Give back every line of the records that contains the string "tick", matching case exactly.

* * * * *

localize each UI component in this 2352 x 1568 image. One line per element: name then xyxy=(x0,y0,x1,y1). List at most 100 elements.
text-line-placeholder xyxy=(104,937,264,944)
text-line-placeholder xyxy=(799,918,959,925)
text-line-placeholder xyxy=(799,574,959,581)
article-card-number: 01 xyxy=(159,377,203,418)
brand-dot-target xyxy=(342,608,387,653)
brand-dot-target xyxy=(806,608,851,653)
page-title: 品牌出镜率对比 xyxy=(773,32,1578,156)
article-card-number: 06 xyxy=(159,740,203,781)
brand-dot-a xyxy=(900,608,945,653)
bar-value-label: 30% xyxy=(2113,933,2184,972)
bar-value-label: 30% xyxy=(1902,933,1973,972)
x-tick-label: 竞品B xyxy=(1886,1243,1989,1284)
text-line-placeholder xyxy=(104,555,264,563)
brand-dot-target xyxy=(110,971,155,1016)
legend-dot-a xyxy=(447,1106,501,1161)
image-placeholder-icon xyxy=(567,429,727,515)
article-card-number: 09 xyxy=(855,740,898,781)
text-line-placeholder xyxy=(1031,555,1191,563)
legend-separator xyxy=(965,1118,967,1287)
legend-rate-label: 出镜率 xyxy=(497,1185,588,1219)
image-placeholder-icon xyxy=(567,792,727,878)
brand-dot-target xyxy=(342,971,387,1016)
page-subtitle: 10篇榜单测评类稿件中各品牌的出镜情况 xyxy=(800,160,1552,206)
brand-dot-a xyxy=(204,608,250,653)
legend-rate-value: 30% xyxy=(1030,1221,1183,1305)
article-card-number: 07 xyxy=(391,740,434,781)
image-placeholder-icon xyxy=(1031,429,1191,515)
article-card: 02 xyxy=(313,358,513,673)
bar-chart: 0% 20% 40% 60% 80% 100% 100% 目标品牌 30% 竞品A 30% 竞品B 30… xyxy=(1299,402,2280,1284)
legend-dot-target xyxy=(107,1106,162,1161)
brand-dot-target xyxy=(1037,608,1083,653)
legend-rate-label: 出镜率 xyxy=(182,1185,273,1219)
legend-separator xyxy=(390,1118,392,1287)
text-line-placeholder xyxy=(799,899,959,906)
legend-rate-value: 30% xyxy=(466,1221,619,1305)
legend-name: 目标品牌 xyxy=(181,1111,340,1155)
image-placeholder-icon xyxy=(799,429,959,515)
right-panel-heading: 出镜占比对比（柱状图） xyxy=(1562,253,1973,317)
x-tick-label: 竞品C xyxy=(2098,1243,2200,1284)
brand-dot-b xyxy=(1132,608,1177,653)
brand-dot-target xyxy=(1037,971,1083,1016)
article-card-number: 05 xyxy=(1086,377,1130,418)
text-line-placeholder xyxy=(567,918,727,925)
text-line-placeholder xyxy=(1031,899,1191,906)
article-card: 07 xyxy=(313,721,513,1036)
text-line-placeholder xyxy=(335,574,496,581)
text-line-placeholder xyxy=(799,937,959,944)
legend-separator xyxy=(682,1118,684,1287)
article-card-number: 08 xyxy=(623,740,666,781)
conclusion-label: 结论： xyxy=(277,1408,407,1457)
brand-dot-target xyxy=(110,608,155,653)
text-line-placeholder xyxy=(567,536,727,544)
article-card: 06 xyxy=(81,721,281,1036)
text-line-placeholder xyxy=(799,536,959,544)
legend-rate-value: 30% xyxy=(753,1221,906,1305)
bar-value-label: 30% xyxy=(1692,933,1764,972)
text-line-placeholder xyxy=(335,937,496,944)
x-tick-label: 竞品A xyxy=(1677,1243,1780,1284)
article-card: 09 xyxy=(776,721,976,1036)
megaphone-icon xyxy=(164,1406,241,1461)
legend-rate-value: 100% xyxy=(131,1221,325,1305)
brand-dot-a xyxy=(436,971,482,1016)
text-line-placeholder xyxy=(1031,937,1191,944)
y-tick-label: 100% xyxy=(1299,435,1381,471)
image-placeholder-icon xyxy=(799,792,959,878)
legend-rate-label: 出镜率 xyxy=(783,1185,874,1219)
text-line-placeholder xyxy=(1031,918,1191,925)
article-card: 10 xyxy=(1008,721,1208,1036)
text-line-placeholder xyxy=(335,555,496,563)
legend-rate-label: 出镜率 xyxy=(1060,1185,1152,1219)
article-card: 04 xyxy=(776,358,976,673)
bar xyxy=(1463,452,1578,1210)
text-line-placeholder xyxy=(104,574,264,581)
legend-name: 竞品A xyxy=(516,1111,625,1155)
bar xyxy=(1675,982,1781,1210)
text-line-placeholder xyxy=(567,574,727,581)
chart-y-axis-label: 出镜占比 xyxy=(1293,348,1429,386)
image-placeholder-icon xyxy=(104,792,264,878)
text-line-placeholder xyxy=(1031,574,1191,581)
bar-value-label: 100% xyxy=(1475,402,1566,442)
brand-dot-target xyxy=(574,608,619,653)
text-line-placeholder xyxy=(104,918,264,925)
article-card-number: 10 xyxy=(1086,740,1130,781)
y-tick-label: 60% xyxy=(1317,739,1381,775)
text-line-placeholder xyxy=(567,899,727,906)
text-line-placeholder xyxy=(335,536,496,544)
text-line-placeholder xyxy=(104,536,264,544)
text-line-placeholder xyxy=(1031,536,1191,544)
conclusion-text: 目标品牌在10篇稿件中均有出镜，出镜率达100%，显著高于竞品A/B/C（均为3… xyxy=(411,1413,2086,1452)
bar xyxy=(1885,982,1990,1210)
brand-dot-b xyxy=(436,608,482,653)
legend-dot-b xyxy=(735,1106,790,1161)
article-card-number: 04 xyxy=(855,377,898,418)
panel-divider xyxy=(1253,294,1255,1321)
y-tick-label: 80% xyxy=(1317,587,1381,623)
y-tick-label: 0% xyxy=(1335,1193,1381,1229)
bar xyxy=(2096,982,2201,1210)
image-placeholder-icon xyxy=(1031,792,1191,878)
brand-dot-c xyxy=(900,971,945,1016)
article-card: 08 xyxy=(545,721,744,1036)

* * * * *

## WRITTEN RESPONSE
x-tick-label: 竞品B xyxy=(1886,1243,1989,1284)
x-tick-label: 竞品C xyxy=(2098,1243,2200,1284)
x-tick-label: 竞品A xyxy=(1677,1243,1780,1284)
y-tick-label: 100% xyxy=(1299,435,1381,471)
y-tick-label: 60% xyxy=(1317,739,1381,775)
y-tick-label: 80% xyxy=(1317,587,1381,623)
y-tick-label: 0% xyxy=(1335,1193,1381,1229)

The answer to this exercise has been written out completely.